• _WHAT TO PRODUCE_: Produce an exact copy of all the records.

(Records from a data collection)
▬▬▬
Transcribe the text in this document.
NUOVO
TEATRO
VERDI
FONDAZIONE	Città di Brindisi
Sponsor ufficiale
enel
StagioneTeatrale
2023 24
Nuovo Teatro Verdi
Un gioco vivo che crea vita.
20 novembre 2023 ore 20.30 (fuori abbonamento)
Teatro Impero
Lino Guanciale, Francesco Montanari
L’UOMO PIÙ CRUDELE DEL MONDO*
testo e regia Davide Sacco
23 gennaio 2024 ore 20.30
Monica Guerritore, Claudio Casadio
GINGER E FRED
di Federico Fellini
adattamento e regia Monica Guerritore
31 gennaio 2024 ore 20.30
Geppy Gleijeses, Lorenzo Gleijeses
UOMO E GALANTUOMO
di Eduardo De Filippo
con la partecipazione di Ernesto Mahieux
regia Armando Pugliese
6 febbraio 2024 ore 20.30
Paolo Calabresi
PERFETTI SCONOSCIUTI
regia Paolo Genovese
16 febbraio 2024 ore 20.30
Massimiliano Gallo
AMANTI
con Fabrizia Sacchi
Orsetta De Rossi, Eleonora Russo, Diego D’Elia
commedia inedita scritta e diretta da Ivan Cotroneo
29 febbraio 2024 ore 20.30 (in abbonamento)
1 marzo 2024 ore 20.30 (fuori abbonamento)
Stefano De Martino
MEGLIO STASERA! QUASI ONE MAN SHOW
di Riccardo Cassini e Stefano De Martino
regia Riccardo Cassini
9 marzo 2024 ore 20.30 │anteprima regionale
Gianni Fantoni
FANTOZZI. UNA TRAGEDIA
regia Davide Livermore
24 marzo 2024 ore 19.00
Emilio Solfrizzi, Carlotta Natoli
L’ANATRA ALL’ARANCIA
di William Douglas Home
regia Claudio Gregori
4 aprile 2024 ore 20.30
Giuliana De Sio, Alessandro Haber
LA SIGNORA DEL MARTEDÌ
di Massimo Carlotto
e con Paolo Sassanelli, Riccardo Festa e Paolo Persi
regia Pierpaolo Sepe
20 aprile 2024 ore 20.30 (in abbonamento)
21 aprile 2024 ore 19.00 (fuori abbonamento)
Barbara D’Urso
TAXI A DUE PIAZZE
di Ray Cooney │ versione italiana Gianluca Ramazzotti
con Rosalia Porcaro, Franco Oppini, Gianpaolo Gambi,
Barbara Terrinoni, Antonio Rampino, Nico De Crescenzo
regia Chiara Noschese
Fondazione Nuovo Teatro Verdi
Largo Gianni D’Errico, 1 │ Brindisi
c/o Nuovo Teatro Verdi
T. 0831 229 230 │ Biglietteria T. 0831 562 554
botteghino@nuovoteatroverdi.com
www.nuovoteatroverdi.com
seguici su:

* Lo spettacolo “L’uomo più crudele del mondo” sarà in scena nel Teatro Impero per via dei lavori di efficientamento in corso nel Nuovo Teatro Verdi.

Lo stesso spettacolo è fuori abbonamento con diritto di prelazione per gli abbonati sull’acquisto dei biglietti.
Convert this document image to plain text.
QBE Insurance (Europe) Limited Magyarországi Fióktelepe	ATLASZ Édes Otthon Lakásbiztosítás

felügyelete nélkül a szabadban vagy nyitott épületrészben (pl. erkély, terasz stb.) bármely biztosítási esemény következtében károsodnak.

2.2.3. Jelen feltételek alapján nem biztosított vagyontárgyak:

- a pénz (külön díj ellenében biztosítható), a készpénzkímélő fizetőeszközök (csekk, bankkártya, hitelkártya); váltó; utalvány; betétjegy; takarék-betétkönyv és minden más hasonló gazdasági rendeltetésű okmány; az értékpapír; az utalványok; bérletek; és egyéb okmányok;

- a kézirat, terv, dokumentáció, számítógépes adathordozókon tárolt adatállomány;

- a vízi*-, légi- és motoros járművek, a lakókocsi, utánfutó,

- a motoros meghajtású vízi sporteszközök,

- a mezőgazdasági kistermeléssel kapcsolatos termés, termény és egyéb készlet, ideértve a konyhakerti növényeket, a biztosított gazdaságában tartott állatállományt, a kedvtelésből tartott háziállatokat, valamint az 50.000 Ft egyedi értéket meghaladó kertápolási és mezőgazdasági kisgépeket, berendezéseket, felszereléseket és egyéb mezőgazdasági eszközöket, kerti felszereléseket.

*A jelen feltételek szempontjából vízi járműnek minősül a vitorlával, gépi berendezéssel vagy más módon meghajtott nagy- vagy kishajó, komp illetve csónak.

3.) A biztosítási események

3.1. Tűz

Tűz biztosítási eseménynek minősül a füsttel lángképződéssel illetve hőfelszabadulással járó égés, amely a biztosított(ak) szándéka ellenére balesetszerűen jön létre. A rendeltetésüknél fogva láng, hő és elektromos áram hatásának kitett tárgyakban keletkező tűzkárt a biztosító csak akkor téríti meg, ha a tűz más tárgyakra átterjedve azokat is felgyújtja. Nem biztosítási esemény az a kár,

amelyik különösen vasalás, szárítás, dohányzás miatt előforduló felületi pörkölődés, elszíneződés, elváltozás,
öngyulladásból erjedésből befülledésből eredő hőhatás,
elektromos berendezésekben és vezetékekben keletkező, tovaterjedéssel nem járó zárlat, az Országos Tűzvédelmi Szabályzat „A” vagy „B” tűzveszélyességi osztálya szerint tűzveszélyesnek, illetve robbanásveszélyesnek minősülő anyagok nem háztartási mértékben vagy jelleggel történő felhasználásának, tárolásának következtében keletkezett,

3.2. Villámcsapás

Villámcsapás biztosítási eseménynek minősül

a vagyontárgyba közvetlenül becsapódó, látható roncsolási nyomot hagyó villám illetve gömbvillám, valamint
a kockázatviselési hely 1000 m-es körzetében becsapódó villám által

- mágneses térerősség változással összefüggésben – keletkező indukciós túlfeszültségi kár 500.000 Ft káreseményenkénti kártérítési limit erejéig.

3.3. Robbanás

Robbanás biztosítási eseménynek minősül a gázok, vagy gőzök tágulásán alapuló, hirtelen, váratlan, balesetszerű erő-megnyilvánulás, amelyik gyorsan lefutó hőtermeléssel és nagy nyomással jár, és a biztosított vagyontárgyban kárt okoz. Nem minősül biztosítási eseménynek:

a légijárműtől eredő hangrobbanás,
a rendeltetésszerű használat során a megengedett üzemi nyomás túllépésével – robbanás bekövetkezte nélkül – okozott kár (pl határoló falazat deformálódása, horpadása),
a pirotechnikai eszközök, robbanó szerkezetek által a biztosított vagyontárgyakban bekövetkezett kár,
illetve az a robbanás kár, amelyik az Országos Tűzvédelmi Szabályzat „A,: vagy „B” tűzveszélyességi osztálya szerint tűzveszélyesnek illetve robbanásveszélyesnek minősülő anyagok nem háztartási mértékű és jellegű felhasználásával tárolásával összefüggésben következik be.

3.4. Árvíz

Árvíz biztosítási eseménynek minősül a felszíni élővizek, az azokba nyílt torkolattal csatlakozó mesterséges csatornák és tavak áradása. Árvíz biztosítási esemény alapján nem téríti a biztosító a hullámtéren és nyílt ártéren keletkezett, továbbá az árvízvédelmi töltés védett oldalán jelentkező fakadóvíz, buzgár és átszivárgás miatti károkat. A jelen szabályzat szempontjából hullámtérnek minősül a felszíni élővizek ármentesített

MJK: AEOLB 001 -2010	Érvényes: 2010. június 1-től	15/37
▬▬▬
• _WRITTEN SOLUTION_:
Transcribe the text in this document.
NUOVO
TEATRO
VERDI
FONDAZIONE	Città di Brindisi
Sponsor ufficiale
enel
StagioneTeatrale
2023 24
Nuovo Teatro Verdi
Un gioco vivo che crea vita.
20 novembre 2023 ore 20.30 (fuori abbonamento)
Teatro Impero
Lino Guanciale, Francesco Montanari
L’UOMO PIÙ CRUDELE DEL MONDO*
testo e regia Davide Sacco
23 gennaio 2024 ore 20.30
Monica Guerritore, Claudio Casadio
GINGER E FRED
di Federico Fellini
adattamento e regia Monica Guerritore
31 gennaio 2024 ore 20.30
Geppy Gleijeses, Lorenzo Gleijeses
UOMO E GALANTUOMO
di Eduardo De Filippo
con la partecipazione di Ernesto Mahieux
regia Armando Pugliese
6 febbraio 2024 ore 20.30
Paolo Calabresi
PERFETTI SCONOSCIUTI
regia Paolo Genovese
16 febbraio 2024 ore 20.30
Massimiliano Gallo
AMANTI
con Fabrizia Sacchi
Orsetta De Rossi, Eleonora Russo, Diego D’Elia
commedia inedita scritta e diretta da Ivan Cotroneo
29 febbraio 2024 ore 20.30 (in abbonamento)
1 marzo 2024 ore 20.30 (fuori abbonamento)
Stefano De Martino
MEGLIO STASERA! QUASI ONE MAN SHOW
di Riccardo Cassini e Stefano De Martino
regia Riccardo Cassini
9 marzo 2024 ore 20.30 │anteprima regionale
Gianni Fantoni
FANTOZZI. UNA TRAGEDIA
regia Davide Livermore
24 marzo 2024 ore 19.00
Emilio Solfrizzi, Carlotta Natoli
L’ANATRA ALL’ARANCIA
di William Douglas Home
regia Claudio Gregori
4 aprile 2024 ore 20.30
Giuliana De Sio, Alessandro Haber
LA SIGNORA DEL MARTEDÌ
di Massimo Carlotto
e con Paolo Sassanelli, Riccardo Festa e Paolo Persi
regia Pierpaolo Sepe
20 aprile 2024 ore 20.30 (in abbonamento)
21 aprile 2024 ore 19.00 (fuori abbonamento)
Barbara D’Urso
TAXI A DUE PIAZZE
di Ray Cooney │ versione italiana Gianluca Ramazzotti
con Rosalia Porcaro, Franco Oppini, Gianpaolo Gambi,
Barbara Terrinoni, Antonio Rampino, Nico De Crescenzo
regia Chiara Noschese
Fondazione Nuovo Teatro Verdi
Largo Gianni D’Errico, 1 │ Brindisi
c/o Nuovo Teatro Verdi
T. 0831 229 230 │ Biglietteria T. 0831 562 554
botteghino@nuovoteatroverdi.com
www.nuovoteatroverdi.com
seguici su:

* Lo spettacolo “L’uomo più crudele del mondo” sarà in scena nel Teatro Impero per via dei lavori di efficientamento in corso nel Nuovo Teatro Verdi.

Lo stesso spettacolo è fuori abbonamento con diritto di prelazione per gli abbonati sull’acquisto dei biglietti.
Convert this document image to plain text.
QBE Insurance (Europe) Limited Magyarországi Fióktelepe	ATLASZ Édes Otthon Lakásbiztosítás

felügyelete nélkül a szabadban vagy nyitott épületrészben (pl. erkély, terasz stb.) bármely biztosítási esemény következtében károsodnak.

2.2.3. Jelen feltételek alapján nem biztosított vagyontárgyak:

- a pénz (külön díj ellenében biztosítható), a készpénzkímélő fizetőeszközök (csekk, bankkártya, hitelkártya); váltó; utalvány; betétjegy; takarék-betétkönyv és minden más hasonló gazdasági rendeltetésű okmány; az értékpapír; az utalványok; bérletek; és egyéb okmányok;

- a kézirat, terv, dokumentáció, számítógépes adathordozókon tárolt adatállomány;

- a vízi*-, légi- és motoros járművek, a lakókocsi, utánfutó,

- a motoros meghajtású vízi sporteszközök,

- a mezőgazdasági kistermeléssel kapcsolatos termés, termény és egyéb készlet, ideértve a konyhakerti növényeket, a biztosított gazdaságában tartott állatállományt, a kedvtelésből tartott háziállatokat, valamint az 50.000 Ft egyedi értéket meghaladó kertápolási és mezőgazdasági kisgépeket, berendezéseket, felszereléseket és egyéb mezőgazdasági eszközöket, kerti felszereléseket.

*A jelen feltételek szempontjából vízi járműnek minősül a vitorlával, gépi berendezéssel vagy más módon meghajtott nagy- vagy kishajó, komp illetve csónak.

3.) A biztosítási események

3.1. Tűz

Tűz biztosítási eseménynek minősül a füsttel lángképződéssel illetve hőfelszabadulással járó égés, amely a biztosított(ak) szándéka ellenére balesetszerűen jön létre. A rendeltetésüknél fogva láng, hő és elektromos áram hatásának kitett tárgyakban keletkező tűzkárt a biztosító csak akkor téríti meg, ha a tűz más tárgyakra átterjedve azokat is felgyújtja. Nem biztosítási esemény az a kár,

amelyik különösen vasalás, szárítás, dohányzás miatt előforduló felületi pörkölődés, elszíneződés, elváltozás,
öngyulladásból erjedésből befülledésből eredő hőhatás,
elektromos berendezésekben és vezetékekben keletkező, tovaterjedéssel nem járó zárlat, az Országos Tűzvédelmi Szabályzat „A” vagy „B” tűzveszélyességi osztálya szerint tűzveszélyesnek, illetve robbanásveszélyesnek minősülő anyagok nem háztartási mértékben vagy jelleggel történő felhasználásának, tárolásának következtében keletkezett,

3.2. Villámcsapás

Villámcsapás biztosítási eseménynek minősül

a vagyontárgyba közvetlenül becsapódó, látható roncsolási nyomot hagyó villám illetve gömbvillám, valamint
a kockázatviselési hely 1000 m-es körzetében becsapódó villám által

- mágneses térerősség változással összefüggésben – keletkező indukciós túlfeszültségi kár 500.000 Ft káreseményenkénti kártérítési limit erejéig.

3.3. Robbanás

Robbanás biztosítási eseménynek minősül a gázok, vagy gőzök tágulásán alapuló, hirtelen, váratlan, balesetszerű erő-megnyilvánulás, amelyik gyorsan lefutó hőtermeléssel és nagy nyomással jár, és a biztosított vagyontárgyban kárt okoz. Nem minősül biztosítási eseménynek:

a légijárműtől eredő hangrobbanás,
a rendeltetésszerű használat során a megengedett üzemi nyomás túllépésével – robbanás bekövetkezte nélkül – okozott kár (pl határoló falazat deformálódása, horpadása),
a pirotechnikai eszközök, robbanó szerkezetek által a biztosított vagyontárgyakban bekövetkezett kár,
illetve az a robbanás kár, amelyik az Országos Tűzvédelmi Szabályzat „A,: vagy „B” tűzveszélyességi osztálya szerint tűzveszélyesnek illetve robbanásveszélyesnek minősülő anyagok nem háztartási mértékű és jellegű felhasználásával tárolásával összefüggésben következik be.

3.4. Árvíz

Árvíz biztosítási eseménynek minősül a felszíni élővizek, az azokba nyílt torkolattal csatlakozó mesterséges csatornák és tavak áradása. Árvíz biztosítási esemény alapján nem téríti a biztosító a hullámtéren és nyílt ártéren keletkezett, továbbá az árvízvédelmi töltés védett oldalán jelentkező fakadóvíz, buzgár és átszivárgás miatti károkat. A jelen szabályzat szempontjából hullámtérnek minősül a felszíni élővizek ármentesített

MJK: AEOLB 001 -2010	Érvényes: 2010. június 1-től	15/37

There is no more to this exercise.